◆ Excerpted text
>>>
- Directed by: Jean-Pierre Dikongué Pipa
- Written by: Jean-Pierre Dikongué Pipa
- Produced by: Cameroun Spectacles
- Starring: Philippe Abia Arlette Din Beli Gisèle Dikongue-Pipa David Endene
- Cinematography: Jean-Luc Léon JP Dezalay
- Edited by: Andrée Davanture
- Music by: Georges Anderson
- Distributed by: Marfilmes
- Release date: 1975;
- Running time: 89 minutes
- Country: Cameroon
- Languages: French Duala Basaa

= Muna Moto =

1975 Cameroonian drama film

Muna Moto is a 1975 Cameroonian drama film written and directed by Jean-Pierre Dikongué Pipa.

==Synopsis==
Ngando and Ndomé are in love. Ngando wishes to marry Ndomé but her family reminds him that the traditional dowry must be settled. Ngando is poor and unable to fulfil the tradition. Ndomé is pregnant and bears his child. According to the village tradition, she must take a husband, at least one who can afford to pay the dowry. The villagers decide that Ndomé should marry Ngando's uncle, who has already three sterile wives. In despair, the young man kidnaps his daughter upon the day of the traditional feast. An African Romeo and Juliet story.
<<<
◆ Request A
Copy word for word the stretch of the Muna Moto entry from "Muna Moto is" through "and Juliet story.".
◆ Request B
Based on the Muna Moto entry, is each statement true? Answer yes or no and quote the deciding words. (i) The film runs 89 minutes. (ii) Ngando's uncle has two sterile wives. (iii) Ngando kidnaps his daughter on the day of the traditional feast.

◆ Dataset content
>>>
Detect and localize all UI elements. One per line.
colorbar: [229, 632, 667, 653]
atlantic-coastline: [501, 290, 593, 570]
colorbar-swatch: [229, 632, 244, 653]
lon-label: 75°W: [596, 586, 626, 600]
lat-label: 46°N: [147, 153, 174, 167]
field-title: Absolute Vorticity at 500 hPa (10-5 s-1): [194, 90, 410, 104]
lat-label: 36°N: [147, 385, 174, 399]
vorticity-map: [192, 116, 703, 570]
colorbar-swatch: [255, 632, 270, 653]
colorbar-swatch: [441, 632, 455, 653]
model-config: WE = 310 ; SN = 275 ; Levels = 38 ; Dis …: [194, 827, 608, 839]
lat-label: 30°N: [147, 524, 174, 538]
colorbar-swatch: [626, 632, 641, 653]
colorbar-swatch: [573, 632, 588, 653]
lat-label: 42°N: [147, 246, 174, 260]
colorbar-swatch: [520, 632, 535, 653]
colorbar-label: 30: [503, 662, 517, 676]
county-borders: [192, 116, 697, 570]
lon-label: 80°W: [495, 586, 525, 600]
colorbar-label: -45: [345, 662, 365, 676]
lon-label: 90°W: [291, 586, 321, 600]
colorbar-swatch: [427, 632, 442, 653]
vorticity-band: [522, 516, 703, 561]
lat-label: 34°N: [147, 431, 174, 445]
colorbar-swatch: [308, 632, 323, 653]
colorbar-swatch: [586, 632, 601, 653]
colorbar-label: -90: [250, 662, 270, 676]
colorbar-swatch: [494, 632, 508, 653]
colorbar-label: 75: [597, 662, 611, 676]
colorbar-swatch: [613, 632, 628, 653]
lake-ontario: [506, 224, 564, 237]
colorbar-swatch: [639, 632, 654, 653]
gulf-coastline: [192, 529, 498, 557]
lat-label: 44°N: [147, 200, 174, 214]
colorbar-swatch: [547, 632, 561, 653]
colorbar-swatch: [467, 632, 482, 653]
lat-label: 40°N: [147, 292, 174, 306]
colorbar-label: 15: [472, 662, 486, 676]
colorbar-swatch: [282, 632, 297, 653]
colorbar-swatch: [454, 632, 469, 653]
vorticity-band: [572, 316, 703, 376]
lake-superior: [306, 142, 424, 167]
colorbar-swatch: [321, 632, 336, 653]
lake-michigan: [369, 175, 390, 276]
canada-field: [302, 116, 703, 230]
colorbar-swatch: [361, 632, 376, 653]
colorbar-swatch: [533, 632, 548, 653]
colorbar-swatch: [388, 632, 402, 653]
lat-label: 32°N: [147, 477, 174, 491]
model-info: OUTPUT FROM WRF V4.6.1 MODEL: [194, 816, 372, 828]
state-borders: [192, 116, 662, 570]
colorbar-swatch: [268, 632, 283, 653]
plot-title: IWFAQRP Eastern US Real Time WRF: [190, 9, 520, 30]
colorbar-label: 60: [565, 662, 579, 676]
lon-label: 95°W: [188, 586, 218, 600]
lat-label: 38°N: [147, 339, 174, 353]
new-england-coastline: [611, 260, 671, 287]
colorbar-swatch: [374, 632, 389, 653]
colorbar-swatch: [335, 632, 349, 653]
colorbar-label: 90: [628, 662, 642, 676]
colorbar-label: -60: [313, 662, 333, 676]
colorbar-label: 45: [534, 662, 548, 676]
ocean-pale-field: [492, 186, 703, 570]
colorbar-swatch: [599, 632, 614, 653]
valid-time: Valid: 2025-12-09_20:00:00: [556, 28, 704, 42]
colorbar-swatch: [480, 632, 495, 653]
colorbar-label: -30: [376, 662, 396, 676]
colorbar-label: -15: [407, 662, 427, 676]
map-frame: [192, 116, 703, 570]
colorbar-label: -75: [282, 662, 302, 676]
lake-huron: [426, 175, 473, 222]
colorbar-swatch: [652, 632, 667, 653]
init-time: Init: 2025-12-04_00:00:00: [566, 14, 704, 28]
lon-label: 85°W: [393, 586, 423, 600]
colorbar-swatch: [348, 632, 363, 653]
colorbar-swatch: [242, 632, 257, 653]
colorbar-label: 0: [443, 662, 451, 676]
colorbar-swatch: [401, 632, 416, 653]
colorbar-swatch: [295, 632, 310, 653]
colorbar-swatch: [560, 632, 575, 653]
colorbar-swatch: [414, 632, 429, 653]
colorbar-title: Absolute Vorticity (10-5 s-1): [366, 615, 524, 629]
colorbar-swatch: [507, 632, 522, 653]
<<<
◆ Exercise output A
Muna Moto is a 1975 Cameroonian drama film written and directed by Jean-Pierre Dikongué Pipa.

==Synopsis==
Ngando and Ndomé are in love. Ngando wishes to marry Ndomé but her family reminds him that the traditional dowry must be settled. Ngando is poor and unable to fulfil the tradition. Ndomé is pregnant and bears his child. According to the village tradition, she must take a husband, at least one who can afford to pay the dowry. The villagers decide that Ndomé should marry Ngando's uncle, who has already three sterile wives. In despair, the young man kidnaps his daughter upon the day of the traditional feast. An African Romeo and Juliet story.

◆ Exercise output B
(i) Yes: "Running time: 89 minutes"
(ii) No: "who has already three sterile wives"
(iii) Yes: "the young man kidnaps his daughter upon the day of the traditional feast"